==== SUPPLIED DATA ====

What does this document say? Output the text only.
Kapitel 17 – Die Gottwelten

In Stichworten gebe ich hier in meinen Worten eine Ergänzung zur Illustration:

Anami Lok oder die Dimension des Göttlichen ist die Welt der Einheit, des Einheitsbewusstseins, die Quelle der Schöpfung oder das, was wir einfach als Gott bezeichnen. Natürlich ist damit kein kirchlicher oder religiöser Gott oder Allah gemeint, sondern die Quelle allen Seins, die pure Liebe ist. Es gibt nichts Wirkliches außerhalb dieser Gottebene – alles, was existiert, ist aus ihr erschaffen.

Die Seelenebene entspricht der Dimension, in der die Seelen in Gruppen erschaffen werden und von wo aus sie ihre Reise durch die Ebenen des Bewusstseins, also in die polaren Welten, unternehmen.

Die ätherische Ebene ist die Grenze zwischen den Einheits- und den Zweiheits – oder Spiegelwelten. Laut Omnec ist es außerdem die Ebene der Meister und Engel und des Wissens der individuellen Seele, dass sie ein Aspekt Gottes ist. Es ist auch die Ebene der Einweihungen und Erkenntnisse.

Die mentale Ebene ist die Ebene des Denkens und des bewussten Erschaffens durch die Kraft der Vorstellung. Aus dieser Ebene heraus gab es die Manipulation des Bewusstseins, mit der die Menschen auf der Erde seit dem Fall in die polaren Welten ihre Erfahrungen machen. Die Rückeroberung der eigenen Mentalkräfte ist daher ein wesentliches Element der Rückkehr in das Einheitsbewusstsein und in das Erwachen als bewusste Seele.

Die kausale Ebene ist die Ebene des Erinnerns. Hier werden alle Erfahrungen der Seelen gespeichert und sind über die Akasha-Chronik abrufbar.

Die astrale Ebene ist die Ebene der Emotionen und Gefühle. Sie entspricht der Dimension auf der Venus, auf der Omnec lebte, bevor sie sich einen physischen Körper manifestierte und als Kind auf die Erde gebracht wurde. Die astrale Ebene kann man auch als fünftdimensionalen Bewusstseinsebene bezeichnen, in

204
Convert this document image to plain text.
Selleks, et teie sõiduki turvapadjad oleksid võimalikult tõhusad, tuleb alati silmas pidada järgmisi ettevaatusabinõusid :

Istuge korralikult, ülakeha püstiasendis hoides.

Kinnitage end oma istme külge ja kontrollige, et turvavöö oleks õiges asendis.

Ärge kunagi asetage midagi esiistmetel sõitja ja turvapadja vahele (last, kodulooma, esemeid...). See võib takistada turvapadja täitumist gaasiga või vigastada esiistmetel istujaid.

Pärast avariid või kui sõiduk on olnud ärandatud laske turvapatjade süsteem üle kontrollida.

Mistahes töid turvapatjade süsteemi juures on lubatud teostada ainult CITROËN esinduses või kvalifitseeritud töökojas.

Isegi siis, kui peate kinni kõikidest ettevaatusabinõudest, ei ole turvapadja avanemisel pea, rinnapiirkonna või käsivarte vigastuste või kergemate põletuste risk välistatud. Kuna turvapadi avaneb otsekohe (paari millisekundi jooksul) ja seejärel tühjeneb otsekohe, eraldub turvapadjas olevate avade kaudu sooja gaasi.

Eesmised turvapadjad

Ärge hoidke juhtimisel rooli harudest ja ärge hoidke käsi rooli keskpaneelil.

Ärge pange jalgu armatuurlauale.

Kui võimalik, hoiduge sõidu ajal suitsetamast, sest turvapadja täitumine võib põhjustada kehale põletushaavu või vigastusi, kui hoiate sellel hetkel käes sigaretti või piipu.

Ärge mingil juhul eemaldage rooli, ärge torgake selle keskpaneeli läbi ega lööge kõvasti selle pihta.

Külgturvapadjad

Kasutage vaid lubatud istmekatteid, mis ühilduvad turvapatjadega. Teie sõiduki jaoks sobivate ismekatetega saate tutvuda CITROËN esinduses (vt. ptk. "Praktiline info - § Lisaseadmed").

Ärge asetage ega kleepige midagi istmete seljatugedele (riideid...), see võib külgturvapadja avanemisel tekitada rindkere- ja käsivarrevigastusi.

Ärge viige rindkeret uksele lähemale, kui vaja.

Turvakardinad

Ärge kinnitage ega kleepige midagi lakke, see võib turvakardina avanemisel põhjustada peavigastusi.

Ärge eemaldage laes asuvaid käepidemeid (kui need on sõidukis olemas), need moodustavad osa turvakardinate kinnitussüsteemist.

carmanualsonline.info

====

### [OBJECTIVE]
For the entries shown above, give the number of lines that include the word "this", without any other text.

### [COMPLETE RESPONSE]
2